INFORMATION SUPPLIED:
┄┄┄┄┄┄
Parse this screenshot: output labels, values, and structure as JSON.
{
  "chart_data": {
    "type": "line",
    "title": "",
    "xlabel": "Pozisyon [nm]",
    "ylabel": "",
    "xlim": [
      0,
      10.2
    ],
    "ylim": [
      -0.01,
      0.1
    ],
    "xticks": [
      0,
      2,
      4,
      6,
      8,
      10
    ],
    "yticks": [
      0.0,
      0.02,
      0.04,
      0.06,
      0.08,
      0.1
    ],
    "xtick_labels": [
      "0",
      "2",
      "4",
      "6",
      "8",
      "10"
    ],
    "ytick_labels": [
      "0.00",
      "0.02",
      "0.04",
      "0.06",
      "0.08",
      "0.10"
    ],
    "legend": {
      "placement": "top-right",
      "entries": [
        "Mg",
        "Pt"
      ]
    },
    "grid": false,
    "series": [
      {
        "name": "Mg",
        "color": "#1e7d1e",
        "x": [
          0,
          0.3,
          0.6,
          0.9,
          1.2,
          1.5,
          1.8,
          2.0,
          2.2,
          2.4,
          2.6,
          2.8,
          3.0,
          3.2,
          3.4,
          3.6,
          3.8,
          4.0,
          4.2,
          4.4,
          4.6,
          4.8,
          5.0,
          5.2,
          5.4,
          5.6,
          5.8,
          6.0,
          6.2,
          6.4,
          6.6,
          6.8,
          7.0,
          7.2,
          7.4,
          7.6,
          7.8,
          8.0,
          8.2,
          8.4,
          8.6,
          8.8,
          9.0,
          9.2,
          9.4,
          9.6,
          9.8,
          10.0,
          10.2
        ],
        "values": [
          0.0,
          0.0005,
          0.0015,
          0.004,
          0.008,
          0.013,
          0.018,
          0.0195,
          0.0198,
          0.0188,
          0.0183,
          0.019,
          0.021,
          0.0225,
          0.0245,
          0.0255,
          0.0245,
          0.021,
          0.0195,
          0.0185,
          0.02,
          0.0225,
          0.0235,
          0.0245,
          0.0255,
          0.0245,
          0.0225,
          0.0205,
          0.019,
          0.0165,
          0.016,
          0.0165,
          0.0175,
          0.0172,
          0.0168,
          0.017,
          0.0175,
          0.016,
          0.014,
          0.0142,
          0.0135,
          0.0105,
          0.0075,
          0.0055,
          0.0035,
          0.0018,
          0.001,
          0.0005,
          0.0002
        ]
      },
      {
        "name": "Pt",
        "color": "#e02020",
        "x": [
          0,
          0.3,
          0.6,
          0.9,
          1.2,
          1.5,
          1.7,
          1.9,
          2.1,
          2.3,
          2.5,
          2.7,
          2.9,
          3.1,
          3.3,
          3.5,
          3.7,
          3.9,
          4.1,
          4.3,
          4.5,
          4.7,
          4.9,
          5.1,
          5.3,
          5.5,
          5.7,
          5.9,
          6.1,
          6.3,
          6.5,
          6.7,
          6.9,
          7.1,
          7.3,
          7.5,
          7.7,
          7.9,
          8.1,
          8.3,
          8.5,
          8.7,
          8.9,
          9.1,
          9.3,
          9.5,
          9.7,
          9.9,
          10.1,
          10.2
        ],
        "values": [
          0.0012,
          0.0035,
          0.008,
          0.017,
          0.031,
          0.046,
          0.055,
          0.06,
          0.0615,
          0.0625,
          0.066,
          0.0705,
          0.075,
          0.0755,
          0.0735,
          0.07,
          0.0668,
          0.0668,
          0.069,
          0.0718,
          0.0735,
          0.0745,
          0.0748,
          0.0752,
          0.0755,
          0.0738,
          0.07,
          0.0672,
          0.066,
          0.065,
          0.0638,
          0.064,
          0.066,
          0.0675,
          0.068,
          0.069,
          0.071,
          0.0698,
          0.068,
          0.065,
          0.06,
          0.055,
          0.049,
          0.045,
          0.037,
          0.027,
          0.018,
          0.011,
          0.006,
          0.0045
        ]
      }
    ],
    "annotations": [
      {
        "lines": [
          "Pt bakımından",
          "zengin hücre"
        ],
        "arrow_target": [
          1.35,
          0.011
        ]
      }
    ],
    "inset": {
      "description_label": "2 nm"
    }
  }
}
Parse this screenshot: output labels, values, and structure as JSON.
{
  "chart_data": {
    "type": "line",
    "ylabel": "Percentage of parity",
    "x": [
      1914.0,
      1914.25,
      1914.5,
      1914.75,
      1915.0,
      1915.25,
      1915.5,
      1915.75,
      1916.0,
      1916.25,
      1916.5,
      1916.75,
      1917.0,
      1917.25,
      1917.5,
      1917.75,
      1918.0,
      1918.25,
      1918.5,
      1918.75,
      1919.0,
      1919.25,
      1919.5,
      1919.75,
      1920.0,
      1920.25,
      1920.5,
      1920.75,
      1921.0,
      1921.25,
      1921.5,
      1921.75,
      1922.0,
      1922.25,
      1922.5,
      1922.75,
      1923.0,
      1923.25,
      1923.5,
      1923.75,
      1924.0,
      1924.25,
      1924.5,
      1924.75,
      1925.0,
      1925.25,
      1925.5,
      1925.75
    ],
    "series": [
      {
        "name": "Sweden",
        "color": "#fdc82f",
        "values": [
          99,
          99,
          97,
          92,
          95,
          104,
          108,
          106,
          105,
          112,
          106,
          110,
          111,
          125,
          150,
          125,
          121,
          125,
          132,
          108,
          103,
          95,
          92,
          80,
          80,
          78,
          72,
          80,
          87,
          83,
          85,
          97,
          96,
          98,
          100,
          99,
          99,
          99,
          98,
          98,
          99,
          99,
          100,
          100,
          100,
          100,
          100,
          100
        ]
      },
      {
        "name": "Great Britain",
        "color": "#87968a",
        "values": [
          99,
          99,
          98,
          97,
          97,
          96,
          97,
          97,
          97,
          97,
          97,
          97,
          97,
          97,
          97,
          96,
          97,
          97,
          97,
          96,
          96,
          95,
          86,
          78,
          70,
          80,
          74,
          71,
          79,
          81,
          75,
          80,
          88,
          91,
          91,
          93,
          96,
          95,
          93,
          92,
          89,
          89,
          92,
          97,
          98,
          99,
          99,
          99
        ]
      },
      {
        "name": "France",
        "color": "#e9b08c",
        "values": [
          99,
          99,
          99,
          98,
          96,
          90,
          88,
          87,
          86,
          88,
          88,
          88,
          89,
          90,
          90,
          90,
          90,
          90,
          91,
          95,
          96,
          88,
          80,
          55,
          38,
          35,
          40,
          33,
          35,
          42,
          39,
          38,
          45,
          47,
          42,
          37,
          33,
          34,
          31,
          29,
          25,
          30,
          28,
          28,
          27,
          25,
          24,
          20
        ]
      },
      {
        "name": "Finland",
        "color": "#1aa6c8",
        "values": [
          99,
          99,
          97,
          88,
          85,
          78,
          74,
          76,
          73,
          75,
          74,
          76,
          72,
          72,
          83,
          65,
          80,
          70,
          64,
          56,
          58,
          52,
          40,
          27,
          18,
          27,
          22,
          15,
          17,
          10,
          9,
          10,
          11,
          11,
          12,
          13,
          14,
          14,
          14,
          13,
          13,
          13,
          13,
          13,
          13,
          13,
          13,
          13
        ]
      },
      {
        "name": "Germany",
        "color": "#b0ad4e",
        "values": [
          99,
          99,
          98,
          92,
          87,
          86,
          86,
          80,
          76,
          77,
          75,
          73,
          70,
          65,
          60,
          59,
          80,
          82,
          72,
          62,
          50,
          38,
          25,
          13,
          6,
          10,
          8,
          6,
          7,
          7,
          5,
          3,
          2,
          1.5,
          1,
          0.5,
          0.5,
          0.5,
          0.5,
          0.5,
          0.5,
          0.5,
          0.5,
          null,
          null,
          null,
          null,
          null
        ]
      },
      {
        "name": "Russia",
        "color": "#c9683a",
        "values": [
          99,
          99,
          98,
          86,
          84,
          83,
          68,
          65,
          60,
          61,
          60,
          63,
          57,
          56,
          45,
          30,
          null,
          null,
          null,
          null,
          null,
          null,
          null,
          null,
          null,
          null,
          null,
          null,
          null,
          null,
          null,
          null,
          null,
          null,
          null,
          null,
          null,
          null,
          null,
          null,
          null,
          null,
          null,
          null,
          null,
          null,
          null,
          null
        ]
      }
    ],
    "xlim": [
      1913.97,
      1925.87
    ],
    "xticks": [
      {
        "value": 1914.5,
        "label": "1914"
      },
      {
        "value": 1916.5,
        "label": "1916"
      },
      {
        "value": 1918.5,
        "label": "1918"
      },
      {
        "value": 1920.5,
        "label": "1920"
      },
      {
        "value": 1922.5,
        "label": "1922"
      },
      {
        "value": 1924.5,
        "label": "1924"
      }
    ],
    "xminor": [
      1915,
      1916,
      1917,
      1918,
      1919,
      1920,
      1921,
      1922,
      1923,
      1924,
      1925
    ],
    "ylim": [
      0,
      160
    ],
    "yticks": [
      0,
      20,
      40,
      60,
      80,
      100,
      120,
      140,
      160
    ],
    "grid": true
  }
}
┄┄┄┄┄┄
WHAT YOU HAVE TO DO: Reply with one number only: how many lines of the listing hold "color"?

FINAL RESULT: 8